DIRECTIONS FOR THIS TASK. Leave out the pictures; transcribe all else exactly.

--- begin ---

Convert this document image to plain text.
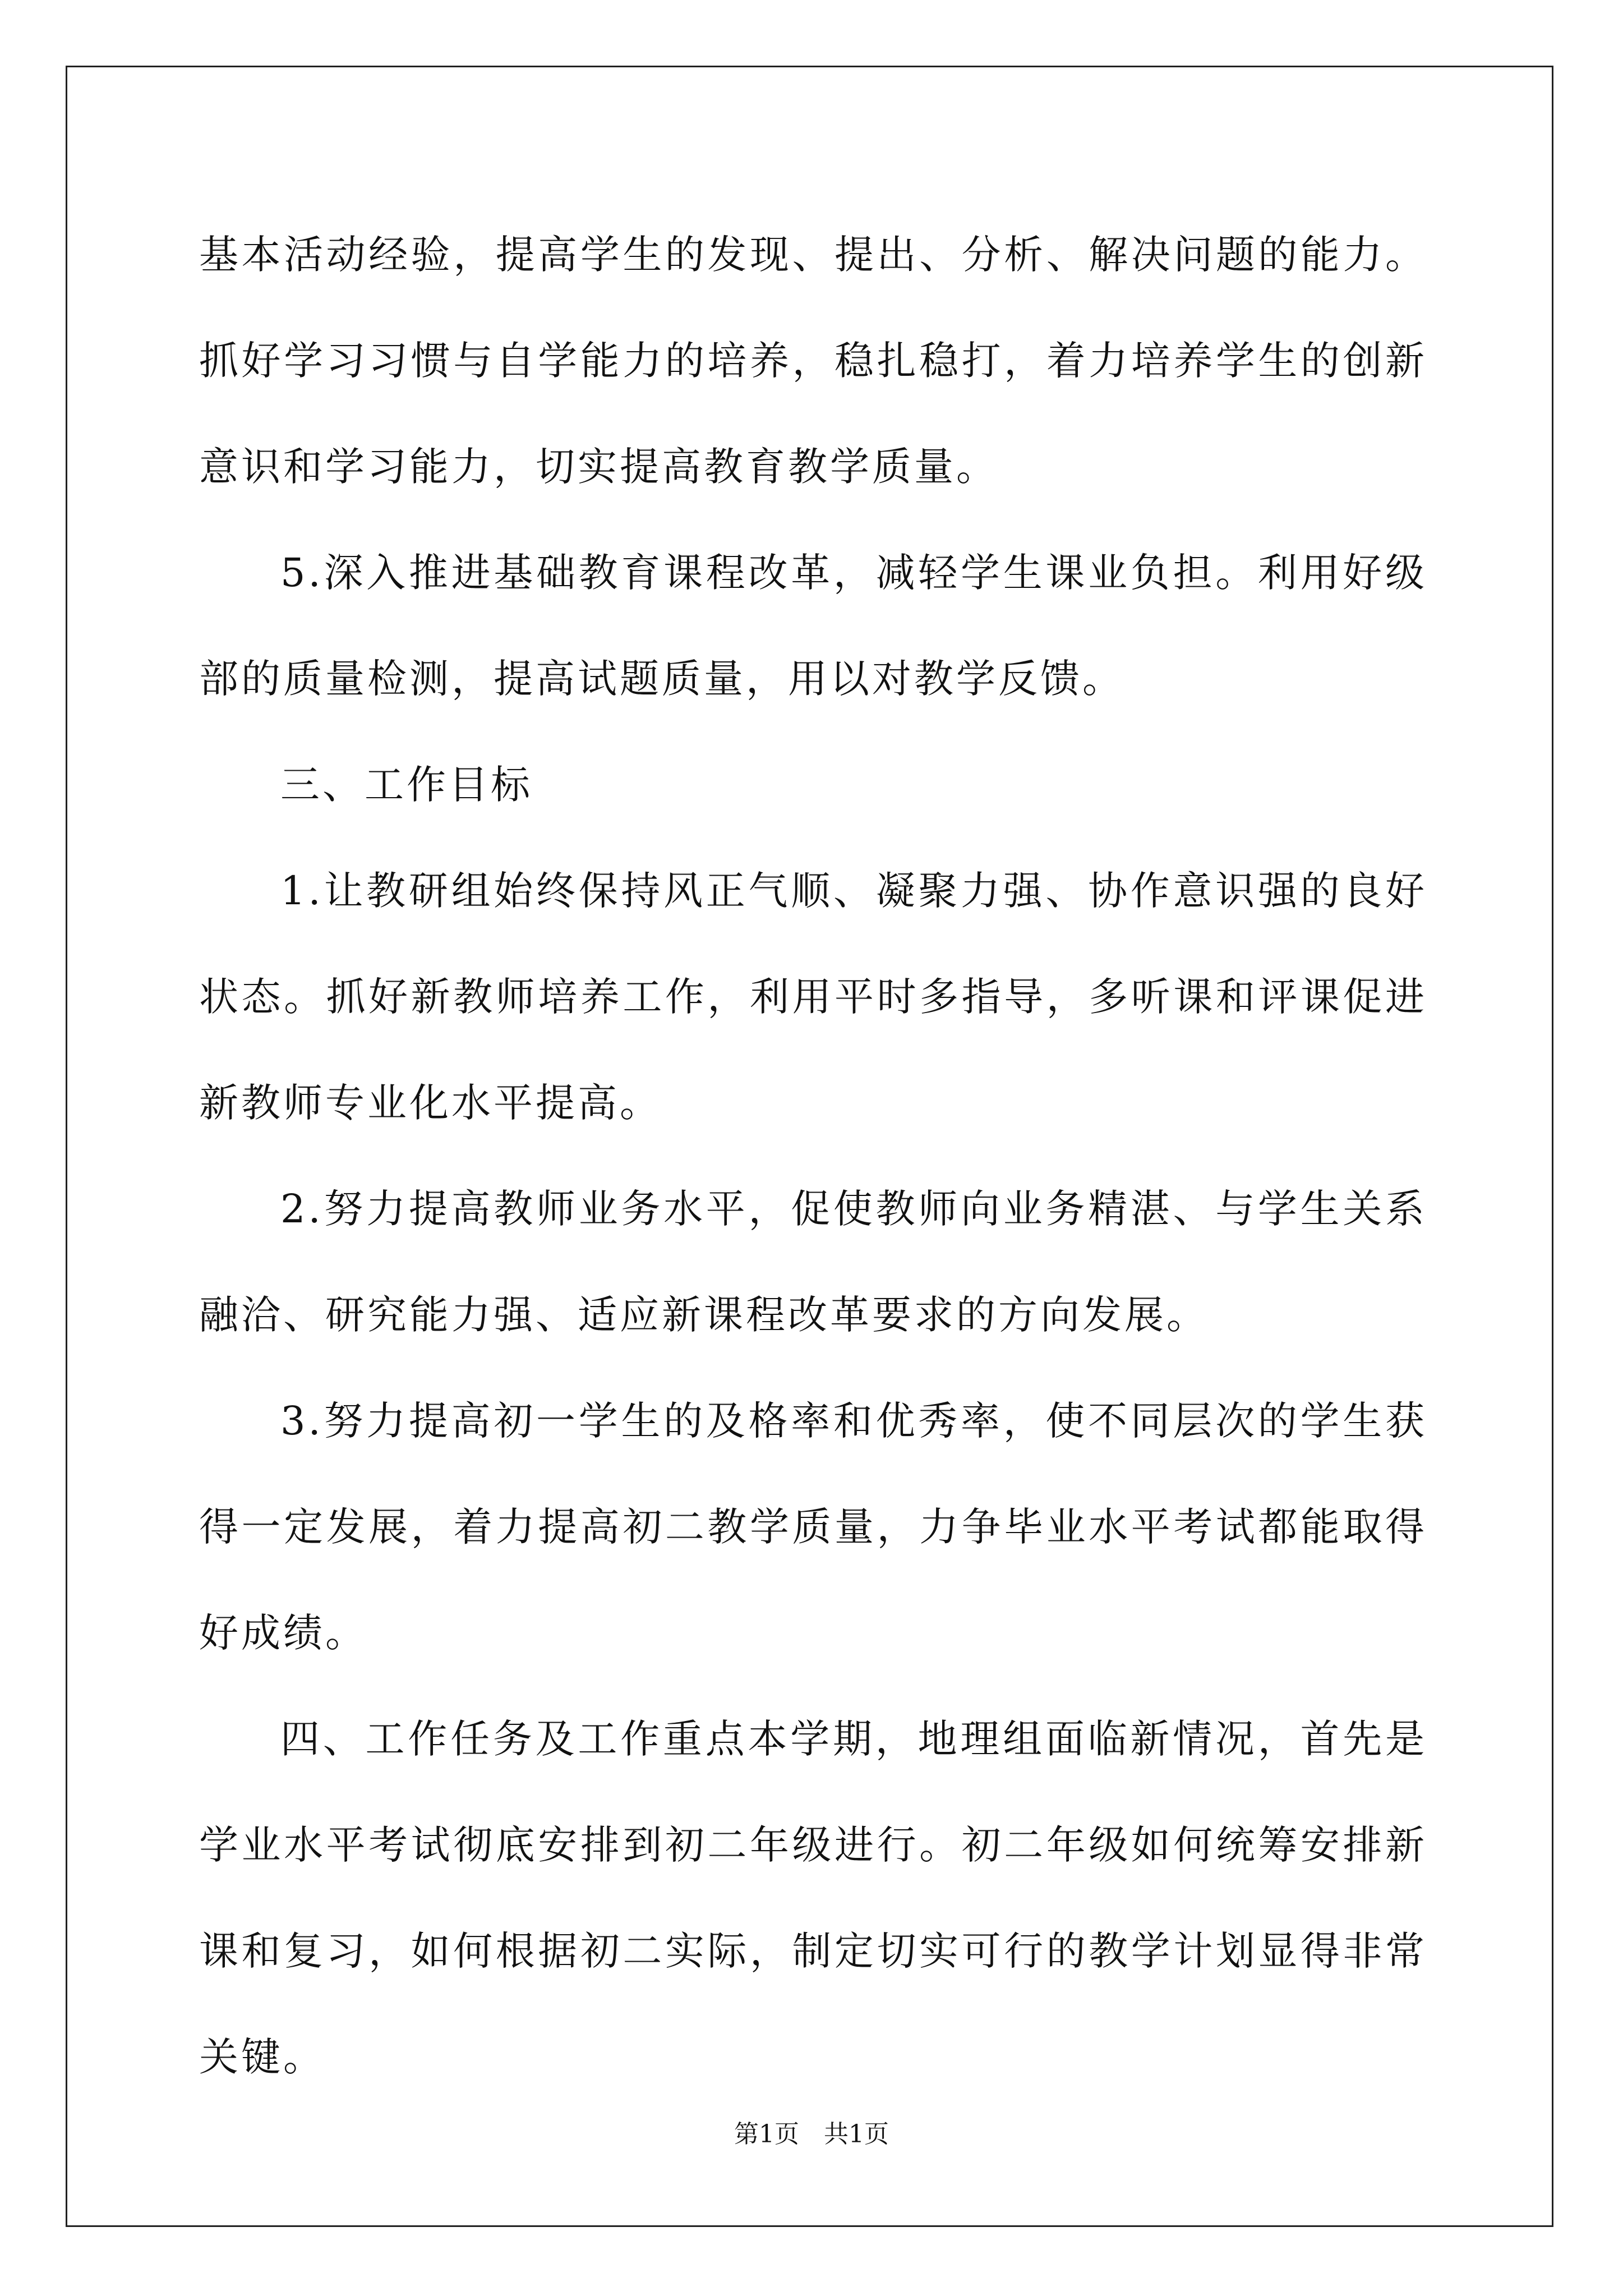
基本活动经验，提高学生的发现、提出、分析、解决问题的能力。抓好学习习惯与自学能力的培养，稳扎稳打，着力培养学生的创新意识和学习能力，切实提高教育教学质量。

5.深入推进基础教育课程改革，减轻学生课业负担。利用好级部的质量检测，提高试题质量，用以对教学反馈。

三、工作目标

1.让教研组始终保持风正气顺、凝聚力强、协作意识强的良好状态。抓好新教师培养工作，利用平时多指导，多听课和评课促进新教师专业化水平提高。

2.努力提高教师业务水平，促使教师向业务精湛、与学生关系融洽、研究能力强、适应新课程改革要求的方向发展。

3.努力提高初一学生的及格率和优秀率，使不同层次的学生获得一定发展，着力提高初二教学质量，力争毕业水平考试都能取得好成绩。

四、工作任务及工作重点本学期，地理组面临新情况，首先是学业水平考试彻底安排到初二年级进行。初二年级如何统筹安排新课和复习，如何根据初二实际，制定切实可行的教学计划显得非常关键。

第1页　共1页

--- end ---

EXERCISE ANSWER.
Convert this document image to plain text.
基本活动经验，提高学生的发现、提出、分析、解决问题的能力。抓好学习习惯与自学能力的培养，稳扎稳打，着力培养学生的创新意识和学习能力，切实提高教育教学质量。

5.深入推进基础教育课程改革，减轻学生课业负担。利用好级部的质量检测，提高试题质量，用以对教学反馈。

三、工作目标

1.让教研组始终保持风正气顺、凝聚力强、协作意识强的良好状态。抓好新教师培养工作，利用平时多指导，多听课和评课促进新教师专业化水平提高。

2.努力提高教师业务水平，促使教师向业务精湛、与学生关系融洽、研究能力强、适应新课程改革要求的方向发展。

3.努力提高初一学生的及格率和优秀率，使不同层次的学生获得一定发展，着力提高初二教学质量，力争毕业水平考试都能取得好成绩。

四、工作任务及工作重点本学期，地理组面临新情况，首先是学业水平考试彻底安排到初二年级进行。初二年级如何统筹安排新课和复习，如何根据初二实际，制定切实可行的教学计划显得非常关键。

第1页　共1页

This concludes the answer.